TASK TO CARRY OUT: Your answer should consist of each line from the data below that contains "científica".
━━━ THE DATA ━━━
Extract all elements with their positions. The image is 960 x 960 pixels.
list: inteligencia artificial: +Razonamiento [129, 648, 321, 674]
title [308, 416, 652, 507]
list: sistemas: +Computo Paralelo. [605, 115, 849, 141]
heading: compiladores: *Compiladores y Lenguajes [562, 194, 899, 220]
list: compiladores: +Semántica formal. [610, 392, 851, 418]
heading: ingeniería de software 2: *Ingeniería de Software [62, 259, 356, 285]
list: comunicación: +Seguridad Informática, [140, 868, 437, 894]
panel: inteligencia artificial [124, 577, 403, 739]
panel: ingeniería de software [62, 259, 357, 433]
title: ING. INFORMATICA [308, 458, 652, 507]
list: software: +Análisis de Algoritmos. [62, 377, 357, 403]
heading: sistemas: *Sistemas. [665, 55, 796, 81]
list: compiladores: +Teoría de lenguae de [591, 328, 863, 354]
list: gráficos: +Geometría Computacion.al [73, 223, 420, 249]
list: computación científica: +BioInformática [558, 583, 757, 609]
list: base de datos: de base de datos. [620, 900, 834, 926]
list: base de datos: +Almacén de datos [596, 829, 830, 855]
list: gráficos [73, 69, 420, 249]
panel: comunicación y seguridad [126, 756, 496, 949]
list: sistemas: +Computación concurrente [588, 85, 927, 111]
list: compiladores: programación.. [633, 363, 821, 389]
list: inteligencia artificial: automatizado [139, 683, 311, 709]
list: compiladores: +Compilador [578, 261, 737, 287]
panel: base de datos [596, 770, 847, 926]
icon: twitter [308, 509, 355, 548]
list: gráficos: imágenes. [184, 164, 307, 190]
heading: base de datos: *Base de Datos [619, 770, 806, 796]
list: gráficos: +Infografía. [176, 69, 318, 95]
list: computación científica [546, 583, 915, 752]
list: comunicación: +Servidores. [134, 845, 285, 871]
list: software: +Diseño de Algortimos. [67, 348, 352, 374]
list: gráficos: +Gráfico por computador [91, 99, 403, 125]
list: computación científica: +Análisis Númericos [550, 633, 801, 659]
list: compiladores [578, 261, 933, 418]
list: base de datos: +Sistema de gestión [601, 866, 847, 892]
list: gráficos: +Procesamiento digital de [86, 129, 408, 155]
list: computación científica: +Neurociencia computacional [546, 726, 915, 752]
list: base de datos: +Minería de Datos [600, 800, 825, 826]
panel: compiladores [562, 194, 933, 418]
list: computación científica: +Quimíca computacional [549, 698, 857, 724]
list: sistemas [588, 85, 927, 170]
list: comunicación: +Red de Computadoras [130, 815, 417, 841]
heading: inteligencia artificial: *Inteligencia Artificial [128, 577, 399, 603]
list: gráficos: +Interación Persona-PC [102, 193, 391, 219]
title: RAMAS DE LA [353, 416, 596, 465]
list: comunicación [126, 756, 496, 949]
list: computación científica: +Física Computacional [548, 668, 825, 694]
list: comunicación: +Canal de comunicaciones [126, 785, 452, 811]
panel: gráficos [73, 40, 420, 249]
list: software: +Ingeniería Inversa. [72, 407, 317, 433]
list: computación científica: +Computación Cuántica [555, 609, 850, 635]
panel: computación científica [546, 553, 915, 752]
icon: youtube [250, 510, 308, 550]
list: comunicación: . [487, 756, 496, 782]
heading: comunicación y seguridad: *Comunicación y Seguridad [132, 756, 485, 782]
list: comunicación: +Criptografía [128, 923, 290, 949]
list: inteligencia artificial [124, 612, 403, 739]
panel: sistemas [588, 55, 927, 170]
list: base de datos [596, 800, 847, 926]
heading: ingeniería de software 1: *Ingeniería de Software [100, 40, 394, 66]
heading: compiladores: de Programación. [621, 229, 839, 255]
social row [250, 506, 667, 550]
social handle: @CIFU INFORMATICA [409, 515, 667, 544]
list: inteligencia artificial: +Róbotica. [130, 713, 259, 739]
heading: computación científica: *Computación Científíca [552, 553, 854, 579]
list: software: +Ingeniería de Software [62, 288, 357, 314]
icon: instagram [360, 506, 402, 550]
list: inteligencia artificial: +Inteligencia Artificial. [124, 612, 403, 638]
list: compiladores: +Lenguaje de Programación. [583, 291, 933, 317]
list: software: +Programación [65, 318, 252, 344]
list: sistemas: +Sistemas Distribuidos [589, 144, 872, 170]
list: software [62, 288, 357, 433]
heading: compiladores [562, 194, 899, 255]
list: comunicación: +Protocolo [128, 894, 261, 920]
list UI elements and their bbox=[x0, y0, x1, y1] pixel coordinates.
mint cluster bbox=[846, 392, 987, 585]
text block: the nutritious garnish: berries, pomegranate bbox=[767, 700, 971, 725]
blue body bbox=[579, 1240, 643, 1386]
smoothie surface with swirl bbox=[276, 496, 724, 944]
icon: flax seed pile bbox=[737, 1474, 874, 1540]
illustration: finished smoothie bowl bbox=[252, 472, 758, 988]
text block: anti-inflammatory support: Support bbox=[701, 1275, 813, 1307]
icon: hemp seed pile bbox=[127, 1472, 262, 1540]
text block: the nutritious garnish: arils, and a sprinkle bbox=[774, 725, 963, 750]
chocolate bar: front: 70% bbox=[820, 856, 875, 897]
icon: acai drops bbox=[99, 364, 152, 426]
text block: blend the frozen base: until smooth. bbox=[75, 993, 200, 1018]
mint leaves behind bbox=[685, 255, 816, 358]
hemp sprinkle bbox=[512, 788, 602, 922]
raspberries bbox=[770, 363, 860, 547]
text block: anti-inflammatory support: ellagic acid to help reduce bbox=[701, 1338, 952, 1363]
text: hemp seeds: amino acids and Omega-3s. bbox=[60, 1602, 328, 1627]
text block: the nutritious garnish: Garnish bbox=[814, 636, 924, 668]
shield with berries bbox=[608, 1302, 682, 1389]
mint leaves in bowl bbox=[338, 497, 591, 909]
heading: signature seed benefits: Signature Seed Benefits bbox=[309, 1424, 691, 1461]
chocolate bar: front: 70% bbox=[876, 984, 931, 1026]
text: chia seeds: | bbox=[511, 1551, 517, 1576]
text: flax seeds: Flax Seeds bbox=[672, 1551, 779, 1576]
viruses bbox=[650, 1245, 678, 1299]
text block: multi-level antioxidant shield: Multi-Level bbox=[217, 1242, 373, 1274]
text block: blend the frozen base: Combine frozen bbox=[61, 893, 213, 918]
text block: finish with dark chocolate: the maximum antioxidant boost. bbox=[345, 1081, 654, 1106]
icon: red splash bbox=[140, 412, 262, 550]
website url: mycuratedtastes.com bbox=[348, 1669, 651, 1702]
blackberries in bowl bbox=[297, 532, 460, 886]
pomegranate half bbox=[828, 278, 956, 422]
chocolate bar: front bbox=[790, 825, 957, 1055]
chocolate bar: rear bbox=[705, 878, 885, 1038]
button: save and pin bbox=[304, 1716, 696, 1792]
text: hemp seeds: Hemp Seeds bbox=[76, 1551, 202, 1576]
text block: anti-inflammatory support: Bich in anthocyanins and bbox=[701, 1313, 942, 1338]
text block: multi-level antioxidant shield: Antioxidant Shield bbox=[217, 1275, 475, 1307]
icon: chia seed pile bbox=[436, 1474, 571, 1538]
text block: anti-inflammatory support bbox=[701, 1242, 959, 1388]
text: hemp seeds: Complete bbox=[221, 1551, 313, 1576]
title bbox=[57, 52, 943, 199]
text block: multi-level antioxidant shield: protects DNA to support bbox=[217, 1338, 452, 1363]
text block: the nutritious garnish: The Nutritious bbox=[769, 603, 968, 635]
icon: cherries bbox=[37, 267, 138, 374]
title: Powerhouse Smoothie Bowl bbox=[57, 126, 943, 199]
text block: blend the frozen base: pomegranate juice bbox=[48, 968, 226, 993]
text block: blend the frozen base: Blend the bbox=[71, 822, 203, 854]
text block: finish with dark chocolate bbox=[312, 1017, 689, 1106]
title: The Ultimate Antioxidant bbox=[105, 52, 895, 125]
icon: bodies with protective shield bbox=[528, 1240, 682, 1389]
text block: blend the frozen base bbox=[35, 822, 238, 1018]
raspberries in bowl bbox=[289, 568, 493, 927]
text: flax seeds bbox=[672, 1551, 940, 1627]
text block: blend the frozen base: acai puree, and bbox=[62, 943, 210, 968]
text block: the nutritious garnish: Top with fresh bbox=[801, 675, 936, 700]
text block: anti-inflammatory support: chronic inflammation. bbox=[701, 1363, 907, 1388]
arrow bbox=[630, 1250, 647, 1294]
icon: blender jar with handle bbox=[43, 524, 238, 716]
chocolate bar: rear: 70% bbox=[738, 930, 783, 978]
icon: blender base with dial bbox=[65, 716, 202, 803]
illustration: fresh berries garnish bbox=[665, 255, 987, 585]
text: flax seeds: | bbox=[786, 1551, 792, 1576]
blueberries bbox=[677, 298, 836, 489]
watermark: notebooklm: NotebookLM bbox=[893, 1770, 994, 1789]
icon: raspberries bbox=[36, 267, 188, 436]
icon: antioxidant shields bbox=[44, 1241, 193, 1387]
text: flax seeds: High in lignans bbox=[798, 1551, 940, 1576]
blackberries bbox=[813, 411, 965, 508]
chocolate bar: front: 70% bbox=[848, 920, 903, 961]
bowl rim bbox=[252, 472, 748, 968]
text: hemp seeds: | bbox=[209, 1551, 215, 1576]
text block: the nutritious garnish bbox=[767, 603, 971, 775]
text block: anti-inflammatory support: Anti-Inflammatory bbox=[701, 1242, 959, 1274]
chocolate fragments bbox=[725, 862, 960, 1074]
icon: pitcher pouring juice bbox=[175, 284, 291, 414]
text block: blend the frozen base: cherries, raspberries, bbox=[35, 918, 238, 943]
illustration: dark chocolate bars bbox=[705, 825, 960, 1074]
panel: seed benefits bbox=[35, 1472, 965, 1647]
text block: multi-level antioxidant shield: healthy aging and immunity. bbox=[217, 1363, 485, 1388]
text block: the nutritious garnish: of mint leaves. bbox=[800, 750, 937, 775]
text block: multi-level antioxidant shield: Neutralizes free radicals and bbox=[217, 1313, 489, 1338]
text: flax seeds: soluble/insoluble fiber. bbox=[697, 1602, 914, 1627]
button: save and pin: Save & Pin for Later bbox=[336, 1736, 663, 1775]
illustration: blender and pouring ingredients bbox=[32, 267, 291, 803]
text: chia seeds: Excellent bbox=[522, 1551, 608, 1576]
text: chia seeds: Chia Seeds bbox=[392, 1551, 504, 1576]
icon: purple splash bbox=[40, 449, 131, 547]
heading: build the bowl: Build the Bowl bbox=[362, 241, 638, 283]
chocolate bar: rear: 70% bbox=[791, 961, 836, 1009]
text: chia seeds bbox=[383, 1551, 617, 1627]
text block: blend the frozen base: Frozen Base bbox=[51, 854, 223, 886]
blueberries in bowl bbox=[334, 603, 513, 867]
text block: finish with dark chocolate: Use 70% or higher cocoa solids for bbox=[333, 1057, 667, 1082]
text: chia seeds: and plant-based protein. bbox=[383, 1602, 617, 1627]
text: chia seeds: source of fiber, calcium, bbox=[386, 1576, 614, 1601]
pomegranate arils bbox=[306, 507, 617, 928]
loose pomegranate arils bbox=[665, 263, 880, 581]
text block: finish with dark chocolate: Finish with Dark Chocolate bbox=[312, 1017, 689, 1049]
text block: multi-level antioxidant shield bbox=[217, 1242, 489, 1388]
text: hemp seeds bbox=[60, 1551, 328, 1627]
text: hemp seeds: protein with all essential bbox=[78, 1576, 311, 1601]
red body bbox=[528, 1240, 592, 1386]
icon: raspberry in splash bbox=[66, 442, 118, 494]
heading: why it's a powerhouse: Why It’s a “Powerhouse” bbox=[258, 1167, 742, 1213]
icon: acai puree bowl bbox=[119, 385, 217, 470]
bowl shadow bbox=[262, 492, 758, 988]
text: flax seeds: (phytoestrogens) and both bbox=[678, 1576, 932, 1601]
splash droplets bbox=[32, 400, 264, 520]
━━━
TASK RESULT:
list: computación científica: +BioInformática [558, 583, 757, 609]
list: computación científica [546, 583, 915, 752]
list: computación científica: +Análisis Númericos [550, 633, 801, 659]
list: computación científica: +Neurociencia computacional [546, 726, 915, 752]
list: computación científica: +Quimíca computacional [549, 698, 857, 724]
list: computación científica: +Física Computacional [548, 668, 825, 694]
list: computación científica: +Computación Cuántica [555, 609, 850, 635]
panel: computación científica [546, 553, 915, 752]
heading: computación científica: *Computación Científíca [552, 553, 854, 579]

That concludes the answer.